__Mise en pratique__
[a] Recopiez fidèlement le passage du texte sur les migrants africains à Benghazi, depuis « Après les atrocités » jusqu'à « d’héberger des mercenaires. ».
[b] Répondez à ces questions sur le texte sur les migrants africains à Benghazi :
(i) Combien de personnes occupent maintenant les lieux ?
(ii) Quel âge a Youssef Ojli ?
(iii) Quelle fonction occupe Moustafa Gheriani ?
[c] Prolongez le texte sur les migrants africains à Benghazi en reprenant après sa dernière phrase.

__Texte__

####################

Ils sont maintenant près de 2 000 à occuper les lieux, africains pour la plupart : des Ghanéens, Camerounais, Maliens, Guinéens…

« Nous amenons désormais là tous les Africains qui n’ont nulle part où aller. Il en arrive tous les jours. » Youssef Ojli, un étudiant de 23 ans, a décidé avec quelques autres opposants de s’en occuper. « Certains sont pris pour cible dans la rue, à cause des mercenaires noirs utilisés par Kadhafi. Nous essayons d’assurer leur sécurité. »

Une prime pour chaque personne tuée

Trois jours après le déclenchement de la révolte à Benghazi, les Libyens ont vu arriver des Africains qu’ils soupçonnent être à la solde du régime pour attaquer les manifestants. Les rumeurs, difficilement vérifiables, ont commencé à circuler : ces soldats toucheraient une prime pour chaque personne tuée, ils entreraient dans les maisons pour violer les femmes…

Certains d’entre eux ont été lynchés par la population, d’autres ont été arrêtés et remis aux comités révolutionnaires : quelques-uns sont détenus au palais de justice de Benghazi, le quartier général de l’opposition. 

« Des enquêteurs les interrogent pour savoir si ce sont vraiment des mercenaires ou simplement des migrants que les habitants ont pris par erreur pour des mercenaires », explique Moustafa Gheriani, responsable des relations avec les médias.

Tout homme noir est devenu suspect

Après les atrocités des semaines passées, tout homme noir de peau est en effet devenu suspect. Dans le camp de Gar Younes, beaucoup racontent avoir été expulsés par le propriétaire de leur logement, effrayé d’être lui-même accusé d’héberger des mercenaires.

####################

[Entrées de données extraites]
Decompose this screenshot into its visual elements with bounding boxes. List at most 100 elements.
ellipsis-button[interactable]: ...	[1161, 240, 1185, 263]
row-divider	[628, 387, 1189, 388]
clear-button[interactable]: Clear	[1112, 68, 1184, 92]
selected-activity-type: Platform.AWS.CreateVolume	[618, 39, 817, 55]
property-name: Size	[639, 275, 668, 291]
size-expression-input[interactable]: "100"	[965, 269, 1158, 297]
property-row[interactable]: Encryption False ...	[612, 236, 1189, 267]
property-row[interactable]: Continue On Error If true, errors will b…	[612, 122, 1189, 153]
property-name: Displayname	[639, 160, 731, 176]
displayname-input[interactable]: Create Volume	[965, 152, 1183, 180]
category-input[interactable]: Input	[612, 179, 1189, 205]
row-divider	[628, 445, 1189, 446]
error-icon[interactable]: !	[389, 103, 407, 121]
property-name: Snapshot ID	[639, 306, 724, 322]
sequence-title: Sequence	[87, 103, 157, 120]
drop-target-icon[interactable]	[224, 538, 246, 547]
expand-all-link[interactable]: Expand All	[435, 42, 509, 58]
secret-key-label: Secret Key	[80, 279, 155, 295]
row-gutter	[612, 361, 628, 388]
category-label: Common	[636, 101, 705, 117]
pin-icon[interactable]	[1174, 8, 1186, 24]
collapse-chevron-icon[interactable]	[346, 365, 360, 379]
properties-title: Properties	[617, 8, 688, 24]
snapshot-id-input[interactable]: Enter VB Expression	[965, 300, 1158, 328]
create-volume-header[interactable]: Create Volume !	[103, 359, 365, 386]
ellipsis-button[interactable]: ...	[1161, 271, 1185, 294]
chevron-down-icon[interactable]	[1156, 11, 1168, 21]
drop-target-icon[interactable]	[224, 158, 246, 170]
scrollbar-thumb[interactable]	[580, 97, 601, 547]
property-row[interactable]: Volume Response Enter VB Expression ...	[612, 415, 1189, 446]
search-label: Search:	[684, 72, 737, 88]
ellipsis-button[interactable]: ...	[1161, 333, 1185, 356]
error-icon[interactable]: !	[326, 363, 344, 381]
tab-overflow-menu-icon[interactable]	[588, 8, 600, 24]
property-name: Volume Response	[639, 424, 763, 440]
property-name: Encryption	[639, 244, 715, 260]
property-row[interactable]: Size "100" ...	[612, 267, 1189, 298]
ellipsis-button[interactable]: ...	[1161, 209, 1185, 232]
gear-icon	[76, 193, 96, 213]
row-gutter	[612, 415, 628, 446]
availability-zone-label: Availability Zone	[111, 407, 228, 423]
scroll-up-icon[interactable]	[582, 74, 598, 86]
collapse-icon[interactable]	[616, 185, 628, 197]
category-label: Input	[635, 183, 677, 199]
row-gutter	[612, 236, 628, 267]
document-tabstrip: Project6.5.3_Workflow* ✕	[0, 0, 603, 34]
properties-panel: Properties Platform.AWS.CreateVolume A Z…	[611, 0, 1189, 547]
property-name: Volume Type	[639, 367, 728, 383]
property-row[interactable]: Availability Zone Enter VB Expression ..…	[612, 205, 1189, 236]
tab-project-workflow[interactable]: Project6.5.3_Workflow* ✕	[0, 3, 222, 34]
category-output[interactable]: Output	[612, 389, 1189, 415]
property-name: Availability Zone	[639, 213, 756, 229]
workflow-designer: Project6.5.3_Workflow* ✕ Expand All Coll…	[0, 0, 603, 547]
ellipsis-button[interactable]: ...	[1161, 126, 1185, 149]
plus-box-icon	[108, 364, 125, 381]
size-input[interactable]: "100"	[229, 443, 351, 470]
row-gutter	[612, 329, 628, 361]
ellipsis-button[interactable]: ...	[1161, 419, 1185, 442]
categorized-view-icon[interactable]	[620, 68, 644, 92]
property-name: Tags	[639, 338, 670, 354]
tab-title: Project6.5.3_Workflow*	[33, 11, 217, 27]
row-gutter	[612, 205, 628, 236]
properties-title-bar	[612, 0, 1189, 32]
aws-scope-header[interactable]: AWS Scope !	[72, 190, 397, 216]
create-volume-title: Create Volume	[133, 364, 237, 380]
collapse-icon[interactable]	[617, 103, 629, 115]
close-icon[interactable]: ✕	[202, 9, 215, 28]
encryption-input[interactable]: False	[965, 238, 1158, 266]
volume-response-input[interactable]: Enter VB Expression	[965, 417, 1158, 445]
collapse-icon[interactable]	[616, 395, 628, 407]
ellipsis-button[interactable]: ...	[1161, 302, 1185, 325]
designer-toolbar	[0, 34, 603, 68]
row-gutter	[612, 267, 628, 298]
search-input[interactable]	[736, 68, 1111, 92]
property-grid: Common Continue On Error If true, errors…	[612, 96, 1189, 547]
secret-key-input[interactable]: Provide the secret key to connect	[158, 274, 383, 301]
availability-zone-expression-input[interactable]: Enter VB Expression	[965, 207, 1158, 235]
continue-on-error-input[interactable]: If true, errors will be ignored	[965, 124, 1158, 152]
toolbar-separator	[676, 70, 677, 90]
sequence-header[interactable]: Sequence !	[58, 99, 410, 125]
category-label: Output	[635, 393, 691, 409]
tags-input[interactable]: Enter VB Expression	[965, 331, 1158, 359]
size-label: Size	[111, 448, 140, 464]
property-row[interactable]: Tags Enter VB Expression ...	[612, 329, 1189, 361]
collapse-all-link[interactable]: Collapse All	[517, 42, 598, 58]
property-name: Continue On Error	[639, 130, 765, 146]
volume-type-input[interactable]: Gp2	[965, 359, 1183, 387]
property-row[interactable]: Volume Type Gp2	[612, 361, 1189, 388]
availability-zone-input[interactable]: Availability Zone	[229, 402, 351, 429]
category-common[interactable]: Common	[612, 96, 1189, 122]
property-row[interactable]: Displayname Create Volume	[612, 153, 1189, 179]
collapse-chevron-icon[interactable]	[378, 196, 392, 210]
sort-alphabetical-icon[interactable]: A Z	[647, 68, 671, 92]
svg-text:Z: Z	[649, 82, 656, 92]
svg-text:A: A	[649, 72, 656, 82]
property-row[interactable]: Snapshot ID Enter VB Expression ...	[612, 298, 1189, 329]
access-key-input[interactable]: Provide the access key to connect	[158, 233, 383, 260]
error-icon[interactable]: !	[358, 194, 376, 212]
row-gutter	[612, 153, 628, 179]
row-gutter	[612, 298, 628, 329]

####################

__Réponses par numéro__
[a]
Après les atrocités des semaines passées, tout homme noir de peau est en effet devenu suspect. Dans le camp de Gar Younes, beaucoup racontent avoir été expulsés par le propriétaire de leur logement, effrayé d’être lui-même accusé d’héberger des mercenaires.

[b]
(i) Près de 2 000.
(ii) 23 ans.
(iii) Il est responsable des relations avec les médias.

[c]
D’autres sont venus se réfugier après avoir été attaqués. Ibrahim Diaolo, 19 ans, raconte que des hommes armes ont débarqué à 23 heures dans l’appartement qu’il partageait avec trois autres Guinéens. « Ils ont commencé à nous frapper. Je me suis enfui par la fenêtre. Quand je suis revenu le matin, mes trois amis avaient été tués à coups de couteau. »

Il affirme qu’il n’a plus un sou en poche. Les agresseurs lui ont tout volé. « Les entreprises de construction dans lesquelles on travaille ne nous paient qu’une fois tous les trois mois. Du coup, la plupart d’entre nous n’avons pas du tout d’argent. » 

L’ambassade de Guinée lui a simplement dit ne rien pouvoir faire pour lui. « Tous les autres ouvriers, les Philippins, les Pakistanais, les Indiens… ont pu sortir du pays. Il ne reste que nous, les Africains ! », s’exclame-t-il.

Convoi gratuit pour quitter le pays

Les insurgés ont décidé d’emmener gratuitement tous ceux qui veulent quitter le pays jusqu’à la frontière égyptienne. Un premier convoi de 400 personnes est parti lundi 28 février au soir. « Les chauffeurs sont armés. Les migrants africains ont en effet très peur d’être attaqués par la population », explique Youssef Ojli.

Autre casse-tête : beaucoup de ces ouvriers n’ont pas leurs papiers d’identité sur eux. « Quand on t’engage sur un chantier, on prend ton passeport et on te donne une carte de l’entreprise en échange. Il n’est rendu que lorsque tu quittes l’entreprise », explique Osman Bamburi, un Burkinabé de 21 ans, qui travaillait sur un chantier dans la ville côtière de Derna. Il montre son badge d’employé.

« Les gens de l’entreprise ont quitté le pays, le téléphone ne répond plus, affirme Osman. Comment va-t-on pouvoir entrer en Égypte sans papier d’identité ? Et même si les Égyptiens nous laissent passer, que pourra-t-on y faire ? Sans argent, on n’ira nulle part. »

« Beaucoup d’entre eux étaient  dans l’intention d’émigrer vers l’Italie »

Certains Africains présents dans le camp refusent de partir. « Beaucoup d’entre eux étaient en fait en Libye dans l’intention d’émigrer vers l’Italie », assure un médecin égyptien, Ahmed Hamed, venu osculter les occupants du camp deux jours plus tôt. « Nous avons déjà recensé plusieurs cas d’infection de l’appareil respiratoire, peut-être des tuberculoses », ajoute-t-il.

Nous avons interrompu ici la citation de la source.